● **Required task**: Count how many lines below contain the word "Subcutaneous", then give that number alone.

● **Material provided**:

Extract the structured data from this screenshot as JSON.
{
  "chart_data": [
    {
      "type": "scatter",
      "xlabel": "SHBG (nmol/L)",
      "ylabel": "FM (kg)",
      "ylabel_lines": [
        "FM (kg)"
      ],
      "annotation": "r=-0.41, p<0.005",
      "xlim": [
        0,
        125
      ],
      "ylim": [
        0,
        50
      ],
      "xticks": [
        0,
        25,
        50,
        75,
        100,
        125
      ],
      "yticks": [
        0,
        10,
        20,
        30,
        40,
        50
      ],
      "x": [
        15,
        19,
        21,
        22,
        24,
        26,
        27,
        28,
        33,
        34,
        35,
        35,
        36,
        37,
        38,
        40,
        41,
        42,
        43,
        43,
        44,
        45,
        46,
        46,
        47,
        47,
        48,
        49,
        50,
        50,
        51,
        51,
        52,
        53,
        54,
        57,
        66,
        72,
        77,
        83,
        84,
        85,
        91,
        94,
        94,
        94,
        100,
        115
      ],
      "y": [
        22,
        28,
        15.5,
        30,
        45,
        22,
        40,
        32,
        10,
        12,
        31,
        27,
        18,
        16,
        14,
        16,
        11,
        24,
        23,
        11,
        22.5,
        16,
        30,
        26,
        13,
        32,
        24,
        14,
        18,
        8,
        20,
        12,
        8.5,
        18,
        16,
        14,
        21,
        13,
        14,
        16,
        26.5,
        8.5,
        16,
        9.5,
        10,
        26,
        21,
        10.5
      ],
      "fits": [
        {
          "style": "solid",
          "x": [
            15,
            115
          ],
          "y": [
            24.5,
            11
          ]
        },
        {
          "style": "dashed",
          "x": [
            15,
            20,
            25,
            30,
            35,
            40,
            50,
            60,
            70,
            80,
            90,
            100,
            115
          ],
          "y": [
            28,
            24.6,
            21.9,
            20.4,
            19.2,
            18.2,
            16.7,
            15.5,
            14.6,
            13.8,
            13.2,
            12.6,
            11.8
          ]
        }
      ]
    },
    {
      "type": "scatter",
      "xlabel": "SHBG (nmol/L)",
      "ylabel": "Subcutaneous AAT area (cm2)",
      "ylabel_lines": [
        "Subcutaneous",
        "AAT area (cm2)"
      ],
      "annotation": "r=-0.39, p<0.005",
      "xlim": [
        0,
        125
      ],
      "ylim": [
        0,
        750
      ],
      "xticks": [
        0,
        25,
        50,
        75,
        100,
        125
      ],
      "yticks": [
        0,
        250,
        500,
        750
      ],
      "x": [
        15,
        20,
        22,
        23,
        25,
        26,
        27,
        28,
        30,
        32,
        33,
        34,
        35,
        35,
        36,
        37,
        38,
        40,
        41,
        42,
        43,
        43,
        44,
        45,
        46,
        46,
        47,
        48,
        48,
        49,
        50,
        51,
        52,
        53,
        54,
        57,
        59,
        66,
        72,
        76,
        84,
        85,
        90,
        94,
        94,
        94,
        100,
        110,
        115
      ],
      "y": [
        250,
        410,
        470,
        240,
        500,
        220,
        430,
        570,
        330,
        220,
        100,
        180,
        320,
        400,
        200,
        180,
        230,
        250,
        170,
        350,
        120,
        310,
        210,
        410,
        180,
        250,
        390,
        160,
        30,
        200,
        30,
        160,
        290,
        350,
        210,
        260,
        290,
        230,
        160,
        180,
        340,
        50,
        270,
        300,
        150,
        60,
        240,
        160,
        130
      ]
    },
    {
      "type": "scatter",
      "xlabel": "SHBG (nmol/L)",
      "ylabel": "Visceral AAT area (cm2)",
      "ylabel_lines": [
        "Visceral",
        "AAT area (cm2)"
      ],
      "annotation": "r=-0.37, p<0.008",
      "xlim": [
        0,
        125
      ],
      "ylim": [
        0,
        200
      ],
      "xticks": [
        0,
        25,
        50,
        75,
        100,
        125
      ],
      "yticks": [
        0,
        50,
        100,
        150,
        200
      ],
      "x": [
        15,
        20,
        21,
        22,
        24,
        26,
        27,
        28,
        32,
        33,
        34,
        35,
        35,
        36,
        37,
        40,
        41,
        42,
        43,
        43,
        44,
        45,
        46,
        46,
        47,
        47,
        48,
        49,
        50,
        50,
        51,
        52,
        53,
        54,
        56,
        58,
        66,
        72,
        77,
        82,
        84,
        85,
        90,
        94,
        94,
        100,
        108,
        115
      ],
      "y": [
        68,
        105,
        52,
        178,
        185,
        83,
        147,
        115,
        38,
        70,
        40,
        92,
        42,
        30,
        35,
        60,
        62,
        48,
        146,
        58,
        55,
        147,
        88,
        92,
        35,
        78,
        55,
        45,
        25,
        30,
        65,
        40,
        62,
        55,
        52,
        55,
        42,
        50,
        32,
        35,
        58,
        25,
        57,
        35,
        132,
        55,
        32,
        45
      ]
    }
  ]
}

● **The result**: 2